── Supplied information ──

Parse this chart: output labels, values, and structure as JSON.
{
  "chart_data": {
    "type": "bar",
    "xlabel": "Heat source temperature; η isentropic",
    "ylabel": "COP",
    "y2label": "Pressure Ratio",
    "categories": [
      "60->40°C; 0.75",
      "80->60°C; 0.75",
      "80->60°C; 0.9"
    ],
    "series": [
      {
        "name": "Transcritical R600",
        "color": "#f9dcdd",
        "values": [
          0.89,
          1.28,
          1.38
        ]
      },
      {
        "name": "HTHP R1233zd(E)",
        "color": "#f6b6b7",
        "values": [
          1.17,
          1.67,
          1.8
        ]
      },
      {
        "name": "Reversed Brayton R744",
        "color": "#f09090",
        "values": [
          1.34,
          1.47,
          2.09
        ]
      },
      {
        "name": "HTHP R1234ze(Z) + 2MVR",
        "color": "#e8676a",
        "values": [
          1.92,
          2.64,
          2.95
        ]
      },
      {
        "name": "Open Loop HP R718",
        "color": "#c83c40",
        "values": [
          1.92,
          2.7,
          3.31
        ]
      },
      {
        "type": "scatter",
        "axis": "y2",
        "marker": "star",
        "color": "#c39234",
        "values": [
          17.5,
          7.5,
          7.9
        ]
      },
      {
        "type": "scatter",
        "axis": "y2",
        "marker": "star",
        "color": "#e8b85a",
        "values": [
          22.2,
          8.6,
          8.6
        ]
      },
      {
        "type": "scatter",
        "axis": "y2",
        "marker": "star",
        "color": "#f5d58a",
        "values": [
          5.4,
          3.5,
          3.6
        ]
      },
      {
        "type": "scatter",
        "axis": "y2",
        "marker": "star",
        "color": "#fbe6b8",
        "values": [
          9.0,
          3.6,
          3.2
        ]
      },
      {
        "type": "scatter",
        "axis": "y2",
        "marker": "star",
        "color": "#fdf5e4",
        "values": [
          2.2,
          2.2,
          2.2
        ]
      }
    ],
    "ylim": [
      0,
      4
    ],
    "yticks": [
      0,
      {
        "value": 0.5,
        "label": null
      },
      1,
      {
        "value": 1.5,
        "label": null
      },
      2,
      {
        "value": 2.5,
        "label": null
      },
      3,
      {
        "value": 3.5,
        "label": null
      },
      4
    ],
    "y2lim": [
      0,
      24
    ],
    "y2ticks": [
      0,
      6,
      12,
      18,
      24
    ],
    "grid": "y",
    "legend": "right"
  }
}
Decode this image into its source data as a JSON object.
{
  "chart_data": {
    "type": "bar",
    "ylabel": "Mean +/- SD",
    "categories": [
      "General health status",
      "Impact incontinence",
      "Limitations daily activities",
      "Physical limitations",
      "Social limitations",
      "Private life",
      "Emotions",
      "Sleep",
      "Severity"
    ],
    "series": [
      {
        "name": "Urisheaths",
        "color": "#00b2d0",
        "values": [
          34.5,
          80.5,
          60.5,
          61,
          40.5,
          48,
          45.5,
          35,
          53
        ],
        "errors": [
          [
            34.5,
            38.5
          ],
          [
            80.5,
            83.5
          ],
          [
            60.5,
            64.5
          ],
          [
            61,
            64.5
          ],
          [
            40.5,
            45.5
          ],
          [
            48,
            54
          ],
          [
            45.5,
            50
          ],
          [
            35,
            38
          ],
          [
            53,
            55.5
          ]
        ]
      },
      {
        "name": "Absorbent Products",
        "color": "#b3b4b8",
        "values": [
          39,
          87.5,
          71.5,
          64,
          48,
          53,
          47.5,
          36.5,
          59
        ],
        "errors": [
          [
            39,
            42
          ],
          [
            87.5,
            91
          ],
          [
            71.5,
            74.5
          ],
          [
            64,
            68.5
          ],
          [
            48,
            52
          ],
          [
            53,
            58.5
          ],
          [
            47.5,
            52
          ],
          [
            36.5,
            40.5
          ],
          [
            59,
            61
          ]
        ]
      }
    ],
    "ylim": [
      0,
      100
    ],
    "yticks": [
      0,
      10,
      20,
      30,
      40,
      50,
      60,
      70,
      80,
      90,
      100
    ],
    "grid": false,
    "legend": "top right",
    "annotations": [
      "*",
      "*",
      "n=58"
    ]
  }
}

───

-- Job --
Please reproduce each line exactly as written.

-- Result --
Parse this chart: output labels, values, and structure as JSON.
{
  "chart_data": {
    "type": "bar",
    "xlabel": "Heat source temperature; η isentropic",
    "ylabel": "COP",
    "y2label": "Pressure Ratio",
    "categories": [
      "60->40°C; 0.75",
      "80->60°C; 0.75",
      "80->60°C; 0.9"
    ],
    "series": [
      {
        "name": "Transcritical R600",
        "color": "#f9dcdd",
        "values": [
          0.89,
          1.28,
          1.38
        ]
      },
      {
        "name": "HTHP R1233zd(E)",
        "color": "#f6b6b7",
        "values": [
          1.17,
          1.67,
          1.8
        ]
      },
      {
        "name": "Reversed Brayton R744",
        "color": "#f09090",
        "values": [
          1.34,
          1.47,
          2.09
        ]
      },
      {
        "name": "HTHP R1234ze(Z) + 2MVR",
        "color": "#e8676a",
        "values": [
          1.92,
          2.64,
          2.95
        ]
      },
      {
        "name": "Open Loop HP R718",
        "color": "#c83c40",
        "values": [
          1.92,
          2.7,
          3.31
        ]
      },
      {
        "type": "scatter",
        "axis": "y2",
        "marker": "star",
        "color": "#c39234",
        "values": [
          17.5,
          7.5,
          7.9
        ]
      },
      {
        "type": "scatter",
        "axis": "y2",
        "marker": "star",
        "color": "#e8b85a",
        "values": [
          22.2,
          8.6,
          8.6
        ]
      },
      {
        "type": "scatter",
        "axis": "y2",
        "marker": "star",
        "color": "#f5d58a",
        "values": [
          5.4,
          3.5,
          3.6
        ]
      },
      {
        "type": "scatter",
        "axis": "y2",
        "marker": "star",
        "color": "#fbe6b8",
        "values": [
          9.0,
          3.6,
          3.2
        ]
      },
      {
        "type": "scatter",
        "axis": "y2",
        "marker": "star",
        "color": "#fdf5e4",
        "values": [
          2.2,
          2.2,
          2.2
        ]
      }
    ],
    "ylim": [
      0,
      4
    ],
    "yticks": [
      0,
      {
        "value": 0.5,
        "label": null
      },
      1,
      {
        "value": 1.5,
        "label": null
      },
      2,
      {
        "value": 2.5,
        "label": null
      },
      3,
      {
        "value": 3.5,
        "label": null
      },
      4
    ],
    "y2lim": [
      0,
      24
    ],
    "y2ticks": [
      0,
      6,
      12,
      18,
      24
    ],
    "grid": "y",
    "legend": "right"
  }
}
Decode this image into its source data as a JSON object.
{
  "chart_data": {
    "type": "bar",
    "ylabel": "Mean +/- SD",
    "categories": [
      "General health status",
      "Impact incontinence",
      "Limitations daily activities",
      "Physical limitations",
      "Social limitations",
      "Private life",
      "Emotions",
      "Sleep",
      "Severity"
    ],
    "series": [
      {
        "name": "Urisheaths",
        "color": "#00b2d0",
        "values": [
          34.5,
          80.5,
          60.5,
          61,
          40.5,
          48,
          45.5,
          35,
          53
        ],
        "errors": [
          [
            34.5,
            38.5
          ],
          [
            80.5,
            83.5
          ],
          [
            60.5,
            64.5
          ],
          [
            61,
            64.5
          ],
          [
            40.5,
            45.5
          ],
          [
            48,
            54
          ],
          [
            45.5,
            50
          ],
          [
            35,
            38
          ],
          [
            53,
            55.5
          ]
        ]
      },
      {
        "name": "Absorbent Products",
        "color": "#b3b4b8",
        "values": [
          39,
          87.5,
          71.5,
          64,
          48,
          53,
          47.5,
          36.5,
          59
        ],
        "errors": [
          [
            39,
            42
          ],
          [
            87.5,
            91
          ],
          [
            71.5,
            74.5
          ],
          [
            64,
            68.5
          ],
          [
            48,
            52
          ],
          [
            53,
            58.5
          ],
          [
            47.5,
            52
          ],
          [
            36.5,
            40.5
          ],
          [
            59,
            61
          ]
        ]
      }
    ],
    "ylim": [
      0,
      100
    ],
    "yticks": [
      0,
      10,
      20,
      30,
      40,
      50,
      60,
      70,
      80,
      90,
      100
    ],
    "grid": false,
    "legend": "top right",
    "annotations": [
      "*",
      "*",
      "n=58"
    ]
  }
}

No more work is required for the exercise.